------ PROVIDED RECORDS ------
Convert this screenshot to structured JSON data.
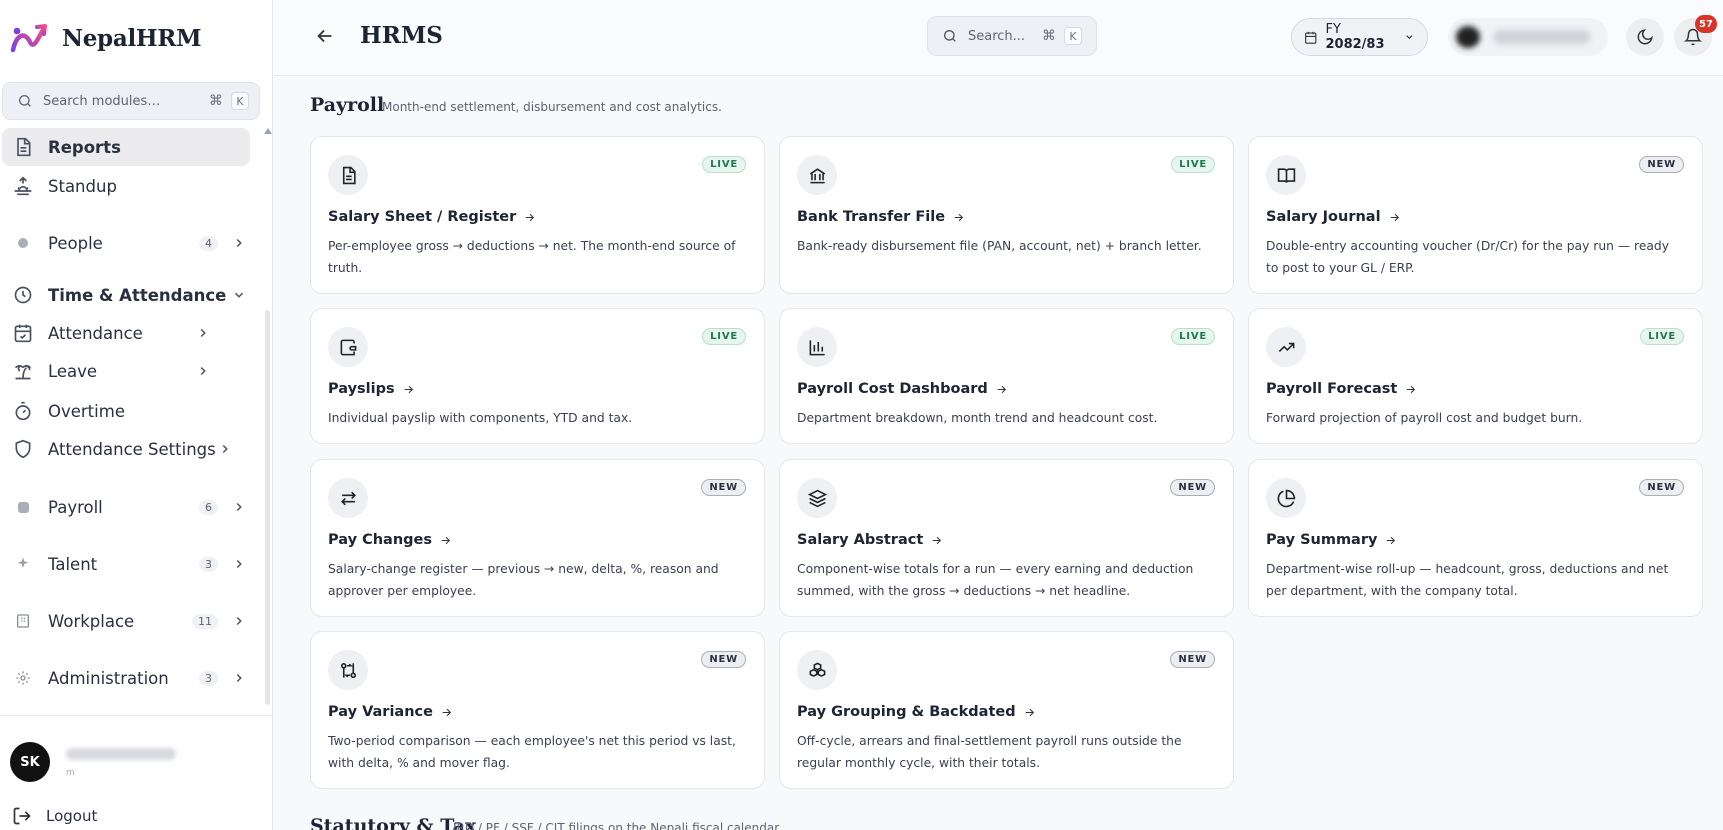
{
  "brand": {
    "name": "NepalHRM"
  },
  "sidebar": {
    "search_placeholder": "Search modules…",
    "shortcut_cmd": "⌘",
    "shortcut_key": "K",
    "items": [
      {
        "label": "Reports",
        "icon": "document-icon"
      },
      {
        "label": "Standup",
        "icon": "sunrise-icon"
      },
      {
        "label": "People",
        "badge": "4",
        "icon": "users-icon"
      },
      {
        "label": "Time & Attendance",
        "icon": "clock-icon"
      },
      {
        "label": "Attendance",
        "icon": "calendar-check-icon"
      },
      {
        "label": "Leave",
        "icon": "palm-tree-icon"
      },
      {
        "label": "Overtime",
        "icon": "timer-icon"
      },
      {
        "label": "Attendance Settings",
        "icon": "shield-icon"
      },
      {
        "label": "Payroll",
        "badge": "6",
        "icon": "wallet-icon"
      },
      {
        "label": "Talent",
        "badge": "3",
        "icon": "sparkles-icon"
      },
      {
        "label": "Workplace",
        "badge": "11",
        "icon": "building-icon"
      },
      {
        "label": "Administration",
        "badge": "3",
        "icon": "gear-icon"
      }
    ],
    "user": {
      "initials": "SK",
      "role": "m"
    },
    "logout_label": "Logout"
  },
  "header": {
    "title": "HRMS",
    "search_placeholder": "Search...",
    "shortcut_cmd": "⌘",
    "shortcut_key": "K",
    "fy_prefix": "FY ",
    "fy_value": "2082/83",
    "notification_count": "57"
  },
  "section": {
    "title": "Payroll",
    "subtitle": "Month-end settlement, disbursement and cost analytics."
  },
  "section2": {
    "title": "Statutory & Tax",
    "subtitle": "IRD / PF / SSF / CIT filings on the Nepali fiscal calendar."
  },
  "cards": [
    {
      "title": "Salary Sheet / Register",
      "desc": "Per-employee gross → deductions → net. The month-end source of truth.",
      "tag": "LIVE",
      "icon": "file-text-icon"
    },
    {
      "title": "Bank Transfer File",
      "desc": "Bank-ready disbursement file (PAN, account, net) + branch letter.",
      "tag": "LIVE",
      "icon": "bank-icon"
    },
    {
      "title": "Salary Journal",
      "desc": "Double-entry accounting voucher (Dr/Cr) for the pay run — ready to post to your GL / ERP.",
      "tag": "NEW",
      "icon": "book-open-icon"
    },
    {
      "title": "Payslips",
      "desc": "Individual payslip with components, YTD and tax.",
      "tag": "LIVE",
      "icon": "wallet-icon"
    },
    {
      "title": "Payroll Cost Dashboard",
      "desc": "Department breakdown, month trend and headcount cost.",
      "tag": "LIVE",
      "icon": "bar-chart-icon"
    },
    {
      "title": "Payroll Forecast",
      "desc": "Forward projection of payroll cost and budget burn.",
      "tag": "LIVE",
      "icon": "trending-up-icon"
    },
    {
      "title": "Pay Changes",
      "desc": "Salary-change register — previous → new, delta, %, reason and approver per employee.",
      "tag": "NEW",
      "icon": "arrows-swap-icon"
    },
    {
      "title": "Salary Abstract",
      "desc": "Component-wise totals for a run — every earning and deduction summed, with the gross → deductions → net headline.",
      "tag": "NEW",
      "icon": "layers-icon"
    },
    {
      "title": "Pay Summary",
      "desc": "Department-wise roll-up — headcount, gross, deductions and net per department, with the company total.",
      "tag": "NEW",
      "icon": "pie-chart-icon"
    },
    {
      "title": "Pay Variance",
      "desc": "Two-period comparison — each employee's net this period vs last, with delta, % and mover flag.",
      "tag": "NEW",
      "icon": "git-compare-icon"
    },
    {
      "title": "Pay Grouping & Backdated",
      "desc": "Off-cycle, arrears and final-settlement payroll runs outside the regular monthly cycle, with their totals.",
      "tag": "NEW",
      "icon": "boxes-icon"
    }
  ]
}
------
------ PROVIDED RECORDS ------
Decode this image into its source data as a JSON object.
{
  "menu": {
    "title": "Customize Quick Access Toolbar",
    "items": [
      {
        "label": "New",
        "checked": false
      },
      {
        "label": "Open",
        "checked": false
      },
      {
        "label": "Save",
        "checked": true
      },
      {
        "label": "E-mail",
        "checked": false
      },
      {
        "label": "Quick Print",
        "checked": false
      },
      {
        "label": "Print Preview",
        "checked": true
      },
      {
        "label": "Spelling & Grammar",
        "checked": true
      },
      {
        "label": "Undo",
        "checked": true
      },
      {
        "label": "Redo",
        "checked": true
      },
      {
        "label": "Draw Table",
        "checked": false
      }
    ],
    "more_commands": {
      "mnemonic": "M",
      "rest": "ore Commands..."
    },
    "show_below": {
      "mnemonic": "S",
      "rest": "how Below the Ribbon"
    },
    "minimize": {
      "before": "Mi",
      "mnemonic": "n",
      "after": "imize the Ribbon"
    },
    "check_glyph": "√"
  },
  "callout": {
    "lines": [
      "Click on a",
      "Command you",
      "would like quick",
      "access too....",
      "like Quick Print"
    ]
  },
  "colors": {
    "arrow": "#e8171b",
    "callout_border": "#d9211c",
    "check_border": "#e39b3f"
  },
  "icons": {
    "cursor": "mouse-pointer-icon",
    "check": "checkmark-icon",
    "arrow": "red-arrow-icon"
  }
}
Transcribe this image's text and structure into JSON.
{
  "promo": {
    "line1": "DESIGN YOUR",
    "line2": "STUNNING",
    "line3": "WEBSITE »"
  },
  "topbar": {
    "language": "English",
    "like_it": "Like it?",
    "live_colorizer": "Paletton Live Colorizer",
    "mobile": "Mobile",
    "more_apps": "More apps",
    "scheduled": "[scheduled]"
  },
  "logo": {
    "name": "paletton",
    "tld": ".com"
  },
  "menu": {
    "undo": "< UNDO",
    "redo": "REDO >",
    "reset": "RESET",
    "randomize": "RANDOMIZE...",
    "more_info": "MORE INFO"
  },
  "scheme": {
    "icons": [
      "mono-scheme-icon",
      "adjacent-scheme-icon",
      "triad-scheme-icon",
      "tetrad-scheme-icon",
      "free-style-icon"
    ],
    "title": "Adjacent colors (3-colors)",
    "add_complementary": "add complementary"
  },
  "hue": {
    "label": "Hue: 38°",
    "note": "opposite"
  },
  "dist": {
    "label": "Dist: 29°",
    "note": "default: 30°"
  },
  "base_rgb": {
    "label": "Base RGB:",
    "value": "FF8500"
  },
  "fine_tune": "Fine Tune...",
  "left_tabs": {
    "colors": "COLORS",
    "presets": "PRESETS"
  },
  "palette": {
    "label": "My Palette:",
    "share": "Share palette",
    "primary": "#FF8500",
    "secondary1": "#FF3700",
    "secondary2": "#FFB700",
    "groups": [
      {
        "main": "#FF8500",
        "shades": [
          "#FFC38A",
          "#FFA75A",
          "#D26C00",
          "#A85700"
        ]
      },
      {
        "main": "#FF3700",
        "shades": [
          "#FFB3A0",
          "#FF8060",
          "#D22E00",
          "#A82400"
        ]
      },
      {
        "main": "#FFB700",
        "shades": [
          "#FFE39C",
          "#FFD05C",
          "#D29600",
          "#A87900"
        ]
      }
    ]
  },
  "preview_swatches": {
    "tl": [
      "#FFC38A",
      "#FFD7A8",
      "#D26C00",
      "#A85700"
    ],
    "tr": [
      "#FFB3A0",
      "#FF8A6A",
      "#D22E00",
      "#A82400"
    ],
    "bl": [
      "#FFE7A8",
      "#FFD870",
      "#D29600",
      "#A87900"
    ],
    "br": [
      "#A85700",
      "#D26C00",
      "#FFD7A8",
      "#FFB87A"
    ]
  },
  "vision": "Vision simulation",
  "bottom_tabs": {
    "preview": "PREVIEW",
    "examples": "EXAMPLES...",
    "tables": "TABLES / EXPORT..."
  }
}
------
● INSTRUCTIONS TO FOLLOW:
Gather from the records above every line containing the string "JSON".

● RESPONSE TO THE EXERCISE:
Convert this screenshot to structured JSON data.
Decode this image into its source data as a JSON object.
Transcribe this image's text and structure into JSON.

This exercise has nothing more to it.